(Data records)
===============
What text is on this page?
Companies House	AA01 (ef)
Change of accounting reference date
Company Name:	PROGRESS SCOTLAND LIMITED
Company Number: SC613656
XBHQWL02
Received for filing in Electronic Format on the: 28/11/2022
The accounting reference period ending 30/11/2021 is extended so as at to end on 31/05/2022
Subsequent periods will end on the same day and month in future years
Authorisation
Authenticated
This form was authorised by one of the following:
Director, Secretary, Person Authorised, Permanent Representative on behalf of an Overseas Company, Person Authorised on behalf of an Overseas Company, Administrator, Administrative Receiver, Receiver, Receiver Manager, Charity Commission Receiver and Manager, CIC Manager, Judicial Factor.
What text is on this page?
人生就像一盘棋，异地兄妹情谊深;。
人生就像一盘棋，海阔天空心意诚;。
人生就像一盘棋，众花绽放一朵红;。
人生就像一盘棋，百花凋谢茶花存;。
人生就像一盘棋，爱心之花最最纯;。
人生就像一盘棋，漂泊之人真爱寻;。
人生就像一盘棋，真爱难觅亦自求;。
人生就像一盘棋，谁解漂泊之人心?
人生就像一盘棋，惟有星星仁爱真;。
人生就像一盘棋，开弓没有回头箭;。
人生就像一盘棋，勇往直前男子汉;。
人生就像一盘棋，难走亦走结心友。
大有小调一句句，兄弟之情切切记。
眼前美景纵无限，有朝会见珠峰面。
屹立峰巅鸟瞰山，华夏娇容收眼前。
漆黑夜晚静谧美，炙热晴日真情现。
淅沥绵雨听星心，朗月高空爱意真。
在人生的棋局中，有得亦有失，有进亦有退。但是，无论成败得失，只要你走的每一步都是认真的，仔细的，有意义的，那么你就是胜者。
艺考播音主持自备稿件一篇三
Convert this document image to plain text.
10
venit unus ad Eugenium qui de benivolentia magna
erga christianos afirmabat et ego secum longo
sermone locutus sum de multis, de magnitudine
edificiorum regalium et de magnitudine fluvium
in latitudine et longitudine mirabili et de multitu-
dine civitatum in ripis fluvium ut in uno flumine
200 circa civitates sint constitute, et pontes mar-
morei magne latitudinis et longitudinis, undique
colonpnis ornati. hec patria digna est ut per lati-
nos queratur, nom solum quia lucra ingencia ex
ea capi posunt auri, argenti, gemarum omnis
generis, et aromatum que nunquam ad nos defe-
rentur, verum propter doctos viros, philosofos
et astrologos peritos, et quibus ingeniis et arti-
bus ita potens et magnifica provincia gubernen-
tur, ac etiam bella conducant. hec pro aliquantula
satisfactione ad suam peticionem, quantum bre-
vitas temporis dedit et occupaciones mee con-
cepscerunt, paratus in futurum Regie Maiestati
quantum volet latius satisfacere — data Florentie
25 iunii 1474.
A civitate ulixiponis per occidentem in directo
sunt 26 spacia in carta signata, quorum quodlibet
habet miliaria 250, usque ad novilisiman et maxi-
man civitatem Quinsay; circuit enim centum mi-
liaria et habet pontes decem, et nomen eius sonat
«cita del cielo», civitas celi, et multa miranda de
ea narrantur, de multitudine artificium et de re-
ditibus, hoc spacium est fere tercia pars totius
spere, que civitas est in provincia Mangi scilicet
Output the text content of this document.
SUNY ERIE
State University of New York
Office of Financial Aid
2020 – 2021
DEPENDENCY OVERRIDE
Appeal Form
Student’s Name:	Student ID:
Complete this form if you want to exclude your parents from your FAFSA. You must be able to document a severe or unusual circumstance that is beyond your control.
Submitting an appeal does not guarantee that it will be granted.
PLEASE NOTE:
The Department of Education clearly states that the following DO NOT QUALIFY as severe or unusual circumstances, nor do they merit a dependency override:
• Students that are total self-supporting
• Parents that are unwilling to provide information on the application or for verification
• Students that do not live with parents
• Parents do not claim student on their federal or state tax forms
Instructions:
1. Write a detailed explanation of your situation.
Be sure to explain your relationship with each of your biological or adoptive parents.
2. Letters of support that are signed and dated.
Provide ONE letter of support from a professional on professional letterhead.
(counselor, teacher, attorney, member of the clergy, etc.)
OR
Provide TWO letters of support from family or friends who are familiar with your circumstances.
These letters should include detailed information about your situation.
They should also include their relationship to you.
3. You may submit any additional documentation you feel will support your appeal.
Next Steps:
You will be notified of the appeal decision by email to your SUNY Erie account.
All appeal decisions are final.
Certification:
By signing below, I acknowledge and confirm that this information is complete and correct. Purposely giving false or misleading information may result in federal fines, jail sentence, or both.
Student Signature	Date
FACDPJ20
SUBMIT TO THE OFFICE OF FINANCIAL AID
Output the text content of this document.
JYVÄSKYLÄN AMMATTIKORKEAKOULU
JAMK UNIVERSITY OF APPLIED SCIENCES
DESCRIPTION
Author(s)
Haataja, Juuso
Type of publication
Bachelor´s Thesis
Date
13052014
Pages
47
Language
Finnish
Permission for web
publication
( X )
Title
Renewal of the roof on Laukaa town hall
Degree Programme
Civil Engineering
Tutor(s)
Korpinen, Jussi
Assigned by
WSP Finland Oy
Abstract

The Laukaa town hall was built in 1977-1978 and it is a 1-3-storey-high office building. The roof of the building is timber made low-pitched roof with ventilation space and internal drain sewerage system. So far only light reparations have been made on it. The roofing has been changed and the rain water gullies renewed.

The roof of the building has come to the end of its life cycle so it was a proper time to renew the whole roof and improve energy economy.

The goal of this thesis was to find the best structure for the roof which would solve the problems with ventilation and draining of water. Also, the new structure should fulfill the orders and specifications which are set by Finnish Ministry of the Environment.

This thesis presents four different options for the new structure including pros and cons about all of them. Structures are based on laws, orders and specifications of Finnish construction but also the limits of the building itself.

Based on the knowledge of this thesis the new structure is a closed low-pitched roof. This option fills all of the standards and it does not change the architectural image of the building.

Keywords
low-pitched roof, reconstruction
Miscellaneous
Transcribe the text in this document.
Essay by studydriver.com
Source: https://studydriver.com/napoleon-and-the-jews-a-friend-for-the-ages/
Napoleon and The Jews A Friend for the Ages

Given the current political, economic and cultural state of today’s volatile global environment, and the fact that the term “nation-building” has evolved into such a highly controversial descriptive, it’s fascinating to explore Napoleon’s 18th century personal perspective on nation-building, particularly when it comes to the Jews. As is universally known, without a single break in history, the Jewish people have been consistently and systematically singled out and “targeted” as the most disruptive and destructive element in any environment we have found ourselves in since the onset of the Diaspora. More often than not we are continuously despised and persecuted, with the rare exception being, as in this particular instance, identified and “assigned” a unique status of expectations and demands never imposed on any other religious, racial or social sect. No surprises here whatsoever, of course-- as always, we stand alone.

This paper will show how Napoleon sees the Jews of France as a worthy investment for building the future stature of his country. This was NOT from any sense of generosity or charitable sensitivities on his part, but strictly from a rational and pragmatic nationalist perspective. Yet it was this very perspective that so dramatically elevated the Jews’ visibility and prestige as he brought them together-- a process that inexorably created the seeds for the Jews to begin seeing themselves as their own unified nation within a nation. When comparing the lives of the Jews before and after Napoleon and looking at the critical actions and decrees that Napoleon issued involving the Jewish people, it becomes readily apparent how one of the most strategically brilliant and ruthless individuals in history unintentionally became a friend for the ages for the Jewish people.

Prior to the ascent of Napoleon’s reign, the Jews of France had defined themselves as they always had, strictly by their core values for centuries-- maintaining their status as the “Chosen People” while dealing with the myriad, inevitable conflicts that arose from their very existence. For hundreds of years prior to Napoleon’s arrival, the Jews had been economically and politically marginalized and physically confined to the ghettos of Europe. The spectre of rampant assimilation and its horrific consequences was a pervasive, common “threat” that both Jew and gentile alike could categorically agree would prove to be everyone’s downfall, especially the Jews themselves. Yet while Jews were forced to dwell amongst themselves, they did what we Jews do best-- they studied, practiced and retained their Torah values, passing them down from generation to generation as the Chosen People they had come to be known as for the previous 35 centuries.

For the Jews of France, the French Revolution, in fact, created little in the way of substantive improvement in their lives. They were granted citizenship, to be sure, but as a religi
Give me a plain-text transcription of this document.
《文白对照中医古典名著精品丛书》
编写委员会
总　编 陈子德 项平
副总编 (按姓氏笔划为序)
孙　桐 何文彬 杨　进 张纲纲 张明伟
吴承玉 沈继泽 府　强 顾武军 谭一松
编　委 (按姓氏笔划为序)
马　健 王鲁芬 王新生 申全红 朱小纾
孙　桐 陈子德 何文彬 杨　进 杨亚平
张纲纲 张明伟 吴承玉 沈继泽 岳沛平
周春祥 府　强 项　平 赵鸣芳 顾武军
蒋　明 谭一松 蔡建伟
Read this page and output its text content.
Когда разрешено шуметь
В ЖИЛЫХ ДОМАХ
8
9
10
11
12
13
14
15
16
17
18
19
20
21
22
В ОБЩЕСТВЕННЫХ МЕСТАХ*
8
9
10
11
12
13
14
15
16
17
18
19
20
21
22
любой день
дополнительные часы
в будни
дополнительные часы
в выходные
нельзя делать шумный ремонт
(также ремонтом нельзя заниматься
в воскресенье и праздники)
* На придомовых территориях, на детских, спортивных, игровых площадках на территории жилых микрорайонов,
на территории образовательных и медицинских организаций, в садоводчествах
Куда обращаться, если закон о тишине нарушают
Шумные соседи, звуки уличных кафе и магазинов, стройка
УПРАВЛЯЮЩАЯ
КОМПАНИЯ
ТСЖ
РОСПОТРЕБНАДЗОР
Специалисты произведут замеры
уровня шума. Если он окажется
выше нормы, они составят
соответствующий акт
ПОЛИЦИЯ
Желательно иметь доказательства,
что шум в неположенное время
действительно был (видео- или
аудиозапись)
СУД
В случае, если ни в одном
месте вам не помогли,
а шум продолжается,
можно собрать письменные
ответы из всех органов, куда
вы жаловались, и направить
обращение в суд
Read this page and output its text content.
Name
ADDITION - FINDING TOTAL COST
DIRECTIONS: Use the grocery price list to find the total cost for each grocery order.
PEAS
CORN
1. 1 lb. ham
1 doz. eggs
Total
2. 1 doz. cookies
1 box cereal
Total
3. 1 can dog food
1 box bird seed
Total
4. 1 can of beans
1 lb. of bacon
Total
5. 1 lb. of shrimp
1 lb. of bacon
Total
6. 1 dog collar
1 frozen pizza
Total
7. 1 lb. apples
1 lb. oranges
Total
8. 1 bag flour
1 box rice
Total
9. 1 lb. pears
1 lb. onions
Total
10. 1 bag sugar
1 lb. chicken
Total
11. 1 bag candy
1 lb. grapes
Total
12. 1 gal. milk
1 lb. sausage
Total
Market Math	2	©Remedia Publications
===============
▶ WHAT YOU NEED TO DO:
The word "image" may turn up on some lines of these records; say how many, with no other words.

▶ SOLUTION FOR THIS PROBLEM:
2